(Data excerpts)
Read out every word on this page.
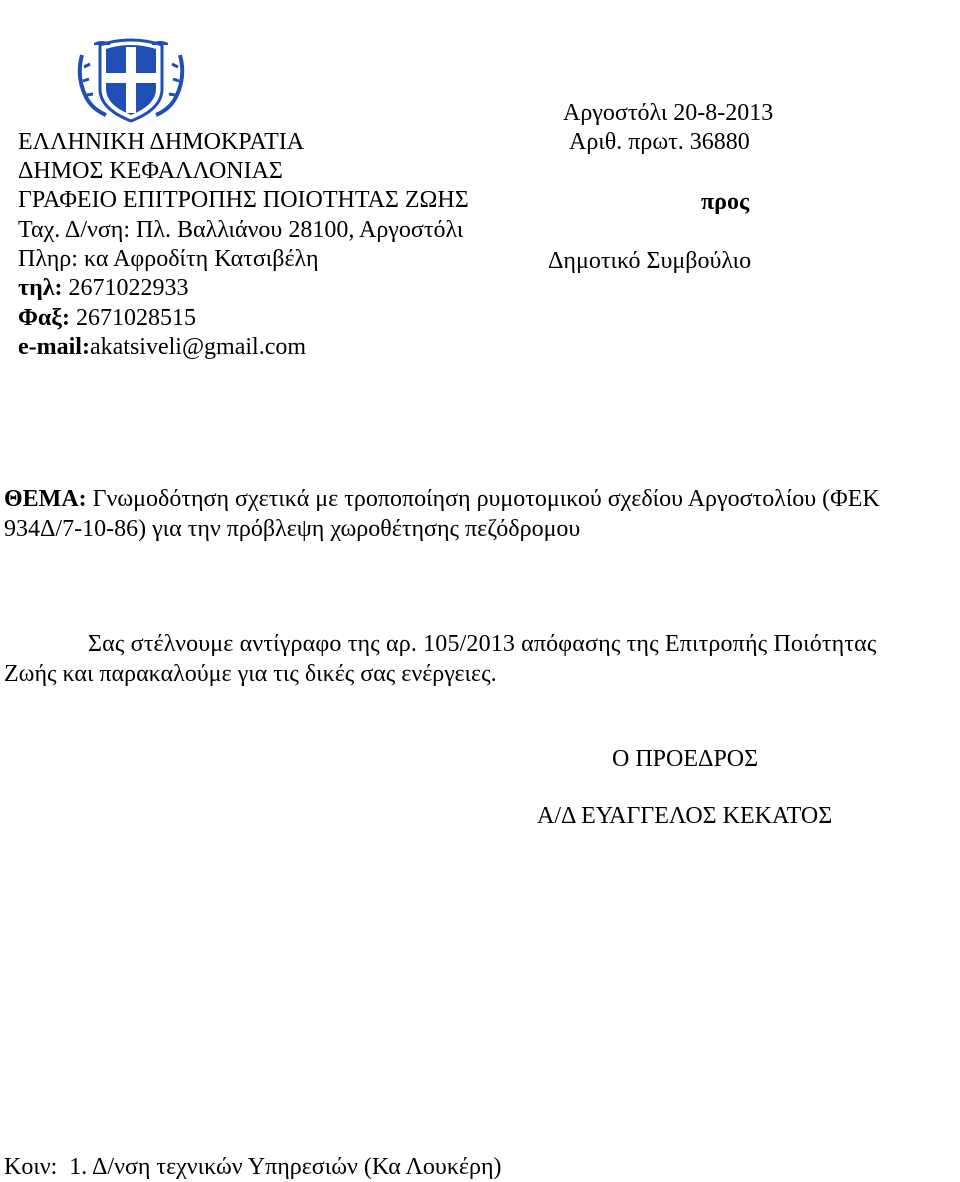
Αργοστόλι 20-8-2013
Αριθ. πρωτ. 36880
προς
Δημοτικό Συμβούλιο
ΕΛΛΗΝΙΚΗ ΔΗΜΟΚΡΑΤΙΑ
ΔΗΜΟΣ ΚΕΦΑΛΛΟΝΙΑΣ
ΓΡΑΦΕΙΟ ΕΠΙΤΡΟΠΗΣ ΠΟΙΟΤΗΤΑΣ ΖΩΗΣ
Ταχ. Δ/νση: Πλ. Βαλλιάνου 28100, Αργοστόλι
Πληρ: κα Αφροδίτη Κατσιβέλη
τηλ: 2671022933
Φαξ: 2671028515
e-mail:akatsiveli@gmail.com
ΘΕΜΑ: Γνωμοδότηση σχετικά με τροποποίηση ρυμοτομικού σχεδίου Αργοστολίου (ΦΕΚ
934Δ/7-10-86) για την πρόβλεψη χωροθέτησης πεζόδρομου
Σας στέλνουμε αντίγραφο της αρ. 105/2013 απόφασης της Επιτροπής Ποιότητας
Ζωής και παρακαλούμε για τις δικές σας ενέργειες.
Ο ΠΡΟΕΔΡΟΣ
Α/Δ ΕΥΑΓΓΕΛΟΣ ΚΕΚΑΤΟΣ
Κοιν:  1. Δ/νση τεχνικών Υπηρεσιών (Κα Λουκέρη)
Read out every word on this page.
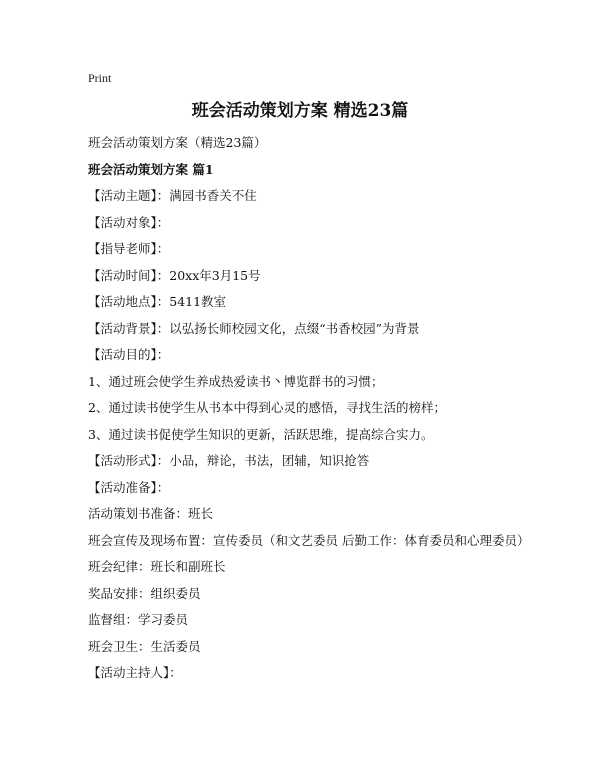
Print
班会活动策划方案 精选23篇
班会活动策划方案（精选23篇）
班会活动策划方案 篇1
【活动主题】：满园书香关不住
【活动对象】：
【指导老师】：
【活动时间】：20xx年3月15号
【活动地点】：5411教室
【活动背景】：以弘扬长师校园文化，点缀“书香校园”为背景
【活动目的】：
1、通过班会使学生养成热爱读书丶博览群书的习惯；
2、通过读书使学生从书本中得到心灵的感悟，寻找生活的榜样；
3、通过读书促使学生知识的更新，活跃思维，提高综合实力。
【活动形式】：小品，辩论，书法，团辅，知识抢答
【活动准备】：
活动策划书准备：班长
班会宣传及现场布置：宣传委员（和文艺委员 后勤工作：体育委员和心理委员）
班会纪律：班长和副班长
奖品安排：组织委员
监督组：学习委员
班会卫生：生活委员
【活动主持人】：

- _REQUIRED TASK_: Transcribe each line above verbatim, with the pictures left out.

- _EXERCISE ANSWER_:
Read out every word on this page.
Αργοστόλι 20-8-2013
Αριθ. πρωτ. 36880
προς
Δημοτικό Συμβούλιο
ΕΛΛΗΝΙΚΗ ΔΗΜΟΚΡΑΤΙΑ
ΔΗΜΟΣ ΚΕΦΑΛΛΟΝΙΑΣ
ΓΡΑΦΕΙΟ ΕΠΙΤΡΟΠΗΣ ΠΟΙΟΤΗΤΑΣ ΖΩΗΣ
Ταχ. Δ/νση: Πλ. Βαλλιάνου 28100, Αργοστόλι
Πληρ: κα Αφροδίτη Κατσιβέλη
τηλ: 2671022933
Φαξ: 2671028515
e-mail:akatsiveli@gmail.com
ΘΕΜΑ: Γνωμοδότηση σχετικά με τροποποίηση ρυμοτομικού σχεδίου Αργοστολίου (ΦΕΚ
934Δ/7-10-86) για την πρόβλεψη χωροθέτησης πεζόδρομου
Σας στέλνουμε αντίγραφο της αρ. 105/2013 απόφασης της Επιτροπής Ποιότητας
Ζωής και παρακαλούμε για τις δικές σας ενέργειες.
Ο ΠΡΟΕΔΡΟΣ
Α/Δ ΕΥΑΓΓΕΛΟΣ ΚΕΚΑΤΟΣ
Κοιν:  1. Δ/νση τεχνικών Υπηρεσιών (Κα Λουκέρη)
Read out every word on this page.
Print
班会活动策划方案 精选23篇
班会活动策划方案（精选23篇）
班会活动策划方案 篇1
【活动主题】：满园书香关不住
【活动对象】：
【指导老师】：
【活动时间】：20xx年3月15号
【活动地点】：5411教室
【活动背景】：以弘扬长师校园文化，点缀“书香校园”为背景
【活动目的】：
1、通过班会使学生养成热爱读书丶博览群书的习惯；
2、通过读书使学生从书本中得到心灵的感悟，寻找生活的榜样；
3、通过读书促使学生知识的更新，活跃思维，提高综合实力。
【活动形式】：小品，辩论，书法，团辅，知识抢答
【活动准备】：
活动策划书准备：班长
班会宣传及现场布置：宣传委员（和文艺委员 后勤工作：体育委员和心理委员）
班会纪律：班长和副班长
奖品安排：组织委员
监督组：学习委员
班会卫生：生活委员
【活动主持人】：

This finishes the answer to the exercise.